Repeat all of the records verbatim.
___ Data for this exercise
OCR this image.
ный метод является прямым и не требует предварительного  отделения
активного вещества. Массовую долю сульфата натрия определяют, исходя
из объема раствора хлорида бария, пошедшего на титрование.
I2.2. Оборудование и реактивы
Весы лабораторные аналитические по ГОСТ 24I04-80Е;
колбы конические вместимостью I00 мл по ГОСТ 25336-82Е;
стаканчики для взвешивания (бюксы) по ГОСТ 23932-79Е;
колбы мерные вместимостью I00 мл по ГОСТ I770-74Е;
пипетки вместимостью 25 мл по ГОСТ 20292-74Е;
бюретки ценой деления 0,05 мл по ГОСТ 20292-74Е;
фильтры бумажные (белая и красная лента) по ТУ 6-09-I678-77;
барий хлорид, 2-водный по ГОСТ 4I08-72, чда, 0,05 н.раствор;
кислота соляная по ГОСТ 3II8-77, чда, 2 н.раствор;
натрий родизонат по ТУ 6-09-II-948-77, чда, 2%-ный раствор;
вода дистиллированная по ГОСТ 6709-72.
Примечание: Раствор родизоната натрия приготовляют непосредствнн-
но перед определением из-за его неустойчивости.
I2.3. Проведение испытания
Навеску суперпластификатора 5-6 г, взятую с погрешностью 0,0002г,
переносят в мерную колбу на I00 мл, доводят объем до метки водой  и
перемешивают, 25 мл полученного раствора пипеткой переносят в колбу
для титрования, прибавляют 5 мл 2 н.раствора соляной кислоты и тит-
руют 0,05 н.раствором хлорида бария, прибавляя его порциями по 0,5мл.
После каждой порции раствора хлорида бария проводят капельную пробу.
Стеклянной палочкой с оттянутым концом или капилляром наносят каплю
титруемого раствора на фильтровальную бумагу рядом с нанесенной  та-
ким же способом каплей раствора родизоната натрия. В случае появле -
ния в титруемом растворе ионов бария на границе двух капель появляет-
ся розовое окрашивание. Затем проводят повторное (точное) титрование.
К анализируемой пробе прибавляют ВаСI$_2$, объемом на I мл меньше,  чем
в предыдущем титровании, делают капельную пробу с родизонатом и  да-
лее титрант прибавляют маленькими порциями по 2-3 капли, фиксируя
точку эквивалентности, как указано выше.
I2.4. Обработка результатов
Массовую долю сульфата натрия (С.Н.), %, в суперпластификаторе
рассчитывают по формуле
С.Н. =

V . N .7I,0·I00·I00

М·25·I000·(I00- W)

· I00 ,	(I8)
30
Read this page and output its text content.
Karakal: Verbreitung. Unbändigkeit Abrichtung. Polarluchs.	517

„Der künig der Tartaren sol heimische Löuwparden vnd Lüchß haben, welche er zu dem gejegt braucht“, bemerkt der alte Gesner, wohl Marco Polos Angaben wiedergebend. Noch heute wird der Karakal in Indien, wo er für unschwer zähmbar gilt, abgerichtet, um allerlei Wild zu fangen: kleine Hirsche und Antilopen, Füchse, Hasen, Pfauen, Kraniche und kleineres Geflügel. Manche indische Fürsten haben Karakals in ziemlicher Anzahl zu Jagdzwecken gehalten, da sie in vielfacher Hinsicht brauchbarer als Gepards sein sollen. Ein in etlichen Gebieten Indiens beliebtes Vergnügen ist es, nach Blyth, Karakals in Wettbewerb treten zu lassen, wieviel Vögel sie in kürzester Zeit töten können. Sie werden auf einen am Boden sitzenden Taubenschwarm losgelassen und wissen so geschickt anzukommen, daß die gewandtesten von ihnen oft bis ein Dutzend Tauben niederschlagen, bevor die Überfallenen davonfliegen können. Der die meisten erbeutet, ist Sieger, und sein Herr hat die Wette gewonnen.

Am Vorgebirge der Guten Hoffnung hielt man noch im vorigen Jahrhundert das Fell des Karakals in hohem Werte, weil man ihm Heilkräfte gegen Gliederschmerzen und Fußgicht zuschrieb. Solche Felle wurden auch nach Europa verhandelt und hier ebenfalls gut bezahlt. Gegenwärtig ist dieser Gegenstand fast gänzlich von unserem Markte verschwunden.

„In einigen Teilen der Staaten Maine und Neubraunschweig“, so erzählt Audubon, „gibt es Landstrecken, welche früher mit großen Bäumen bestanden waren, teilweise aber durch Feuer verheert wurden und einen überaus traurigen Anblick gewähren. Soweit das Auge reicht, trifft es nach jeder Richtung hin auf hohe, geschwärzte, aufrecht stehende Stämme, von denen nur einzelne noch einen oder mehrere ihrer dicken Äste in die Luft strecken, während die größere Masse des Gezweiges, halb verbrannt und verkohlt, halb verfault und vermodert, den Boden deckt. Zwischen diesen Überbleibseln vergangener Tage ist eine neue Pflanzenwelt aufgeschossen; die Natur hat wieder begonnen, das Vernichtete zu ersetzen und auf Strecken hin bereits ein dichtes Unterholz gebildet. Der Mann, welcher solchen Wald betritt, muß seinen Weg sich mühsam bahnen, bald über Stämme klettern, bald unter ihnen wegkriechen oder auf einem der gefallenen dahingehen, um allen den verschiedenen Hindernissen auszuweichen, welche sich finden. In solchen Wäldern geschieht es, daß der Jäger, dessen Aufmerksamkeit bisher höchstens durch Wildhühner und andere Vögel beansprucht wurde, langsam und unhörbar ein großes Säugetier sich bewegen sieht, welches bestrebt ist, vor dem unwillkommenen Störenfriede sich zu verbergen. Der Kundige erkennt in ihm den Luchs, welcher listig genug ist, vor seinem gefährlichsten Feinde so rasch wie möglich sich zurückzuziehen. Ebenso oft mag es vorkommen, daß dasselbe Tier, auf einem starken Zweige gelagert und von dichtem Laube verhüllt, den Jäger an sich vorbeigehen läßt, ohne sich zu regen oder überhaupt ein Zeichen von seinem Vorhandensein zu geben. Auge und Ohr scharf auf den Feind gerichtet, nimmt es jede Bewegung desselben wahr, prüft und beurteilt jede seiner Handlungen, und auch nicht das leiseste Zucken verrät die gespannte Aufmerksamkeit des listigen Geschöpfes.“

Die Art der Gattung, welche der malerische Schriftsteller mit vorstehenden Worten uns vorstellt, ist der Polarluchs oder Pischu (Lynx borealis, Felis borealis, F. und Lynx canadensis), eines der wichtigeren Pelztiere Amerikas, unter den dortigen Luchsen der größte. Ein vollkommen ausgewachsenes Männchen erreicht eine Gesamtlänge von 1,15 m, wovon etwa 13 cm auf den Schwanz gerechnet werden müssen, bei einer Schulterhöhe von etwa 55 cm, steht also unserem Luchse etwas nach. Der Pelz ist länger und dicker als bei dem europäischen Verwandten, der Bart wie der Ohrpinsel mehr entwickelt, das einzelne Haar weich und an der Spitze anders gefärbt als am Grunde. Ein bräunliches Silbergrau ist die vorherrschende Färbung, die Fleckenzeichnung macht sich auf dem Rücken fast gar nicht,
______
▶ _Finished task_
OCR this image.
ный метод является прямым и не требует предварительного  отделения
активного вещества. Массовую долю сульфата натрия определяют, исходя
из объема раствора хлорида бария, пошедшего на титрование.
I2.2. Оборудование и реактивы
Весы лабораторные аналитические по ГОСТ 24I04-80Е;
колбы конические вместимостью I00 мл по ГОСТ 25336-82Е;
стаканчики для взвешивания (бюксы) по ГОСТ 23932-79Е;
колбы мерные вместимостью I00 мл по ГОСТ I770-74Е;
пипетки вместимостью 25 мл по ГОСТ 20292-74Е;
бюретки ценой деления 0,05 мл по ГОСТ 20292-74Е;
фильтры бумажные (белая и красная лента) по ТУ 6-09-I678-77;
барий хлорид, 2-водный по ГОСТ 4I08-72, чда, 0,05 н.раствор;
кислота соляная по ГОСТ 3II8-77, чда, 2 н.раствор;
натрий родизонат по ТУ 6-09-II-948-77, чда, 2%-ный раствор;
вода дистиллированная по ГОСТ 6709-72.
Примечание: Раствор родизоната натрия приготовляют непосредствнн-
но перед определением из-за его неустойчивости.
I2.3. Проведение испытания
Навеску суперпластификатора 5-6 г, взятую с погрешностью 0,0002г,
переносят в мерную колбу на I00 мл, доводят объем до метки водой  и
перемешивают, 25 мл полученного раствора пипеткой переносят в колбу
для титрования, прибавляют 5 мл 2 н.раствора соляной кислоты и тит-
руют 0,05 н.раствором хлорида бария, прибавляя его порциями по 0,5мл.
После каждой порции раствора хлорида бария проводят капельную пробу.
Стеклянной палочкой с оттянутым концом или капилляром наносят каплю
титруемого раствора на фильтровальную бумагу рядом с нанесенной  та-
ким же способом каплей раствора родизоната натрия. В случае появле -
ния в титруемом растворе ионов бария на границе двух капель появляет-
ся розовое окрашивание. Затем проводят повторное (точное) титрование.
К анализируемой пробе прибавляют ВаСI$_2$, объемом на I мл меньше,  чем
в предыдущем титровании, делают капельную пробу с родизонатом и  да-
лее титрант прибавляют маленькими порциями по 2-3 капли, фиксируя
точку эквивалентности, как указано выше.
I2.4. Обработка результатов
Массовую долю сульфата натрия (С.Н.), %, в суперпластификаторе
рассчитывают по формуле
С.Н. =

V . N .7I,0·I00·I00

М·25·I000·(I00- W)

· I00 ,	(I8)
30
Read this page and output its text content.
Karakal: Verbreitung. Unbändigkeit Abrichtung. Polarluchs.	517

„Der künig der Tartaren sol heimische Löuwparden vnd Lüchß haben, welche er zu dem gejegt braucht“, bemerkt der alte Gesner, wohl Marco Polos Angaben wiedergebend. Noch heute wird der Karakal in Indien, wo er für unschwer zähmbar gilt, abgerichtet, um allerlei Wild zu fangen: kleine Hirsche und Antilopen, Füchse, Hasen, Pfauen, Kraniche und kleineres Geflügel. Manche indische Fürsten haben Karakals in ziemlicher Anzahl zu Jagdzwecken gehalten, da sie in vielfacher Hinsicht brauchbarer als Gepards sein sollen. Ein in etlichen Gebieten Indiens beliebtes Vergnügen ist es, nach Blyth, Karakals in Wettbewerb treten zu lassen, wieviel Vögel sie in kürzester Zeit töten können. Sie werden auf einen am Boden sitzenden Taubenschwarm losgelassen und wissen so geschickt anzukommen, daß die gewandtesten von ihnen oft bis ein Dutzend Tauben niederschlagen, bevor die Überfallenen davonfliegen können. Der die meisten erbeutet, ist Sieger, und sein Herr hat die Wette gewonnen.

Am Vorgebirge der Guten Hoffnung hielt man noch im vorigen Jahrhundert das Fell des Karakals in hohem Werte, weil man ihm Heilkräfte gegen Gliederschmerzen und Fußgicht zuschrieb. Solche Felle wurden auch nach Europa verhandelt und hier ebenfalls gut bezahlt. Gegenwärtig ist dieser Gegenstand fast gänzlich von unserem Markte verschwunden.

„In einigen Teilen der Staaten Maine und Neubraunschweig“, so erzählt Audubon, „gibt es Landstrecken, welche früher mit großen Bäumen bestanden waren, teilweise aber durch Feuer verheert wurden und einen überaus traurigen Anblick gewähren. Soweit das Auge reicht, trifft es nach jeder Richtung hin auf hohe, geschwärzte, aufrecht stehende Stämme, von denen nur einzelne noch einen oder mehrere ihrer dicken Äste in die Luft strecken, während die größere Masse des Gezweiges, halb verbrannt und verkohlt, halb verfault und vermodert, den Boden deckt. Zwischen diesen Überbleibseln vergangener Tage ist eine neue Pflanzenwelt aufgeschossen; die Natur hat wieder begonnen, das Vernichtete zu ersetzen und auf Strecken hin bereits ein dichtes Unterholz gebildet. Der Mann, welcher solchen Wald betritt, muß seinen Weg sich mühsam bahnen, bald über Stämme klettern, bald unter ihnen wegkriechen oder auf einem der gefallenen dahingehen, um allen den verschiedenen Hindernissen auszuweichen, welche sich finden. In solchen Wäldern geschieht es, daß der Jäger, dessen Aufmerksamkeit bisher höchstens durch Wildhühner und andere Vögel beansprucht wurde, langsam und unhörbar ein großes Säugetier sich bewegen sieht, welches bestrebt ist, vor dem unwillkommenen Störenfriede sich zu verbergen. Der Kundige erkennt in ihm den Luchs, welcher listig genug ist, vor seinem gefährlichsten Feinde so rasch wie möglich sich zurückzuziehen. Ebenso oft mag es vorkommen, daß dasselbe Tier, auf einem starken Zweige gelagert und von dichtem Laube verhüllt, den Jäger an sich vorbeigehen läßt, ohne sich zu regen oder überhaupt ein Zeichen von seinem Vorhandensein zu geben. Auge und Ohr scharf auf den Feind gerichtet, nimmt es jede Bewegung desselben wahr, prüft und beurteilt jede seiner Handlungen, und auch nicht das leiseste Zucken verrät die gespannte Aufmerksamkeit des listigen Geschöpfes.“

Die Art der Gattung, welche der malerische Schriftsteller mit vorstehenden Worten uns vorstellt, ist der Polarluchs oder Pischu (Lynx borealis, Felis borealis, F. und Lynx canadensis), eines der wichtigeren Pelztiere Amerikas, unter den dortigen Luchsen der größte. Ein vollkommen ausgewachsenes Männchen erreicht eine Gesamtlänge von 1,15 m, wovon etwa 13 cm auf den Schwanz gerechnet werden müssen, bei einer Schulterhöhe von etwa 55 cm, steht also unserem Luchse etwas nach. Der Pelz ist länger und dicker als bei dem europäischen Verwandten, der Bart wie der Ohrpinsel mehr entwickelt, das einzelne Haar weich und an der Spitze anders gefärbt als am Grunde. Ein bräunliches Silbergrau ist die vorherrschende Färbung, die Fleckenzeichnung macht sich auf dem Rücken fast gar nicht,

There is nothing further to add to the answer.